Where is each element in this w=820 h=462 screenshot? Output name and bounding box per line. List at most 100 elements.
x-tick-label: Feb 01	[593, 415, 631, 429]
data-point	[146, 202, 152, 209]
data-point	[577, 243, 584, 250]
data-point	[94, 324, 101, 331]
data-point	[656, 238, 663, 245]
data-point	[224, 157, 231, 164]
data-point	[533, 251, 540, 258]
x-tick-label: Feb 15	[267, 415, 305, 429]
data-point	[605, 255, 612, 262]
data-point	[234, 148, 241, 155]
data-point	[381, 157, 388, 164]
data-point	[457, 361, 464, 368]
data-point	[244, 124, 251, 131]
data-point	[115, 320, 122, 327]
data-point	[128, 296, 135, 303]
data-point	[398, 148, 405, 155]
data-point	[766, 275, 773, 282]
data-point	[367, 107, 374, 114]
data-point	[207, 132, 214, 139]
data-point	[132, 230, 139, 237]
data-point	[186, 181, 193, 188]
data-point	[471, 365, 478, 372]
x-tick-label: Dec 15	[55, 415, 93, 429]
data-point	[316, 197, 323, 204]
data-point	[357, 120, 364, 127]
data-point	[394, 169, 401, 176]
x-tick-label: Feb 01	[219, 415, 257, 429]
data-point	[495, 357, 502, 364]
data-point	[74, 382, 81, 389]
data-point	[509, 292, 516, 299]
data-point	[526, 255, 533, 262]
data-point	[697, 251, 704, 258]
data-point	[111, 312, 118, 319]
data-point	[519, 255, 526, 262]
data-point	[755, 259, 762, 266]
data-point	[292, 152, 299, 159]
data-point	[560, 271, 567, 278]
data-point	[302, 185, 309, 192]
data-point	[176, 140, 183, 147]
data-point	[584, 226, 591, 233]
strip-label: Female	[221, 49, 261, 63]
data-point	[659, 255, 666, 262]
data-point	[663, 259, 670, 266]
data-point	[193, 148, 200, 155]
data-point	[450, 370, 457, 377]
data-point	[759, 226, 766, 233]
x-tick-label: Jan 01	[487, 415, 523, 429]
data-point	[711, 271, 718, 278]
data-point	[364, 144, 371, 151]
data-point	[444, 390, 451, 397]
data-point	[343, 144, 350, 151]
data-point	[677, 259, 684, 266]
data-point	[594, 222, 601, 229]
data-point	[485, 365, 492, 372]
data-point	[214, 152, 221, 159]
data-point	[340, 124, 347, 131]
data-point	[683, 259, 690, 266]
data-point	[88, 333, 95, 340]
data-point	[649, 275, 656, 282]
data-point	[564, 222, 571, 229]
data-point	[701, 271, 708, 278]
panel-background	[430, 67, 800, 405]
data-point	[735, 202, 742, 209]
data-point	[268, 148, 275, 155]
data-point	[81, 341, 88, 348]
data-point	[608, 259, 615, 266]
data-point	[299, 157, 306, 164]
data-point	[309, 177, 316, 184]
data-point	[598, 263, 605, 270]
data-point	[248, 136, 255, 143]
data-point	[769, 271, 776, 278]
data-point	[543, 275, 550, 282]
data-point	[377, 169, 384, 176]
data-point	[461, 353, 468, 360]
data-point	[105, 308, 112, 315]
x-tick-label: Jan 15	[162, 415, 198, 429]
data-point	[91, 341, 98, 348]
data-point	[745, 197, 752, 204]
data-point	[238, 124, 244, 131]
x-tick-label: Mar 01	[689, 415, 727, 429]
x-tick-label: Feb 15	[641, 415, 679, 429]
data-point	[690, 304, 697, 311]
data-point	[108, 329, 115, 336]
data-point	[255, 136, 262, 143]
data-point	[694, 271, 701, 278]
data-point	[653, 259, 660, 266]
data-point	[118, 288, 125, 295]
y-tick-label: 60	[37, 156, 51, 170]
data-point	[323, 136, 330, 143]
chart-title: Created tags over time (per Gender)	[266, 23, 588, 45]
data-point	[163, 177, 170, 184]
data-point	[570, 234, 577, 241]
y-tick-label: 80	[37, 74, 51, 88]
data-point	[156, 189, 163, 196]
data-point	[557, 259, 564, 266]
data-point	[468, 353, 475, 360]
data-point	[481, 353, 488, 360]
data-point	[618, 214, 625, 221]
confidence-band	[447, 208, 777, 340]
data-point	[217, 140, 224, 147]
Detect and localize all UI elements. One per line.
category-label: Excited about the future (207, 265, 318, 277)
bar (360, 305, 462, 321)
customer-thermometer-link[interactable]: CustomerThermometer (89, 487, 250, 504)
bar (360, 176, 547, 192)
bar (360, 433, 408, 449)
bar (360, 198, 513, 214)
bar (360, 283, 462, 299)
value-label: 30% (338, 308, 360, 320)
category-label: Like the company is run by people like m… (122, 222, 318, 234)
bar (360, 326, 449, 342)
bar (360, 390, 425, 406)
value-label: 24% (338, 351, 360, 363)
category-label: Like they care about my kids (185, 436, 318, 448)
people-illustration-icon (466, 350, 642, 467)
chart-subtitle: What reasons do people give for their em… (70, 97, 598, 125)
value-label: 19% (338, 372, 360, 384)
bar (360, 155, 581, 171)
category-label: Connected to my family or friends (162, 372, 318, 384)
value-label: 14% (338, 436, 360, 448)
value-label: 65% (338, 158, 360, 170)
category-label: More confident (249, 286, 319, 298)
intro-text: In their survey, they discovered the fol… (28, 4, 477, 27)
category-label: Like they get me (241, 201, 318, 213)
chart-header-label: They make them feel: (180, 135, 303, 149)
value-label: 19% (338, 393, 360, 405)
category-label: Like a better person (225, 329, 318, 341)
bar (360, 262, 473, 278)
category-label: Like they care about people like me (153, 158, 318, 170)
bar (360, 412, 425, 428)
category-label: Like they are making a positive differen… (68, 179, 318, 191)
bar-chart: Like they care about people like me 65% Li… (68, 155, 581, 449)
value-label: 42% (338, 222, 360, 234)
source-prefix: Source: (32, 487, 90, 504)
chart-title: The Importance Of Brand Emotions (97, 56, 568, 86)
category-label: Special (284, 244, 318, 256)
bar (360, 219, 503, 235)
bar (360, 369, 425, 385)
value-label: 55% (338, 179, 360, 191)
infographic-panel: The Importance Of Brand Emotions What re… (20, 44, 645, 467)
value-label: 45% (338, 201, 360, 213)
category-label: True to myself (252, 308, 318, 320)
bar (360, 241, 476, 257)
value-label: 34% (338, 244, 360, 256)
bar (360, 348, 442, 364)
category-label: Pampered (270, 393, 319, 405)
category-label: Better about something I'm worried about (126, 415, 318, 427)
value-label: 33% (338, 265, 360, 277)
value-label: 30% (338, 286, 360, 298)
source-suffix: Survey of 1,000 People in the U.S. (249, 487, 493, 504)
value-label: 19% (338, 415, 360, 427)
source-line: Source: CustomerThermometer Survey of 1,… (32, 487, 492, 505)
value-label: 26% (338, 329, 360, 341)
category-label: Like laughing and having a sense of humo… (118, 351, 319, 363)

Tarefa
Transcreva sem nenhuma alteração as linhas dos dados, a partir do início até a linha que contém "275, 656, 282]", incluindo esta última.

Resposta esperada
Where is each element in this w=820 h=462 screenshot? Output name and bounding box per line. List at most 100 elements.
x-tick-label: Feb 01	[593, 415, 631, 429]
data-point	[146, 202, 152, 209]
data-point	[577, 243, 584, 250]
data-point	[94, 324, 101, 331]
data-point	[656, 238, 663, 245]
data-point	[224, 157, 231, 164]
data-point	[533, 251, 540, 258]
x-tick-label: Feb 15	[267, 415, 305, 429]
data-point	[605, 255, 612, 262]
data-point	[234, 148, 241, 155]
data-point	[381, 157, 388, 164]
data-point	[457, 361, 464, 368]
data-point	[244, 124, 251, 131]
data-point	[115, 320, 122, 327]
data-point	[128, 296, 135, 303]
data-point	[398, 148, 405, 155]
data-point	[766, 275, 773, 282]
data-point	[367, 107, 374, 114]
data-point	[207, 132, 214, 139]
data-point	[132, 230, 139, 237]
data-point	[186, 181, 193, 188]
data-point	[471, 365, 478, 372]
x-tick-label: Dec 15	[55, 415, 93, 429]
data-point	[316, 197, 323, 204]
data-point	[357, 120, 364, 127]
data-point	[394, 169, 401, 176]
x-tick-label: Feb 01	[219, 415, 257, 429]
data-point	[495, 357, 502, 364]
data-point	[74, 382, 81, 389]
data-point	[509, 292, 516, 299]
data-point	[526, 255, 533, 262]
data-point	[697, 251, 704, 258]
data-point	[111, 312, 118, 319]
data-point	[519, 255, 526, 262]
data-point	[755, 259, 762, 266]
data-point	[292, 152, 299, 159]
data-point	[560, 271, 567, 278]
data-point	[302, 185, 309, 192]
data-point	[176, 140, 183, 147]
data-point	[584, 226, 591, 233]
strip-label: Female	[221, 49, 261, 63]
data-point	[659, 255, 666, 262]
data-point	[663, 259, 670, 266]
data-point	[193, 148, 200, 155]
data-point	[450, 370, 457, 377]
data-point	[759, 226, 766, 233]
x-tick-label: Jan 01	[487, 415, 523, 429]
data-point	[711, 271, 718, 278]
data-point	[364, 144, 371, 151]
data-point	[444, 390, 451, 397]
data-point	[343, 144, 350, 151]
data-point	[677, 259, 684, 266]
data-point	[594, 222, 601, 229]
data-point	[485, 365, 492, 372]
data-point	[214, 152, 221, 159]
data-point	[340, 124, 347, 131]
data-point	[683, 259, 690, 266]
data-point	[88, 333, 95, 340]
data-point	[649, 275, 656, 282]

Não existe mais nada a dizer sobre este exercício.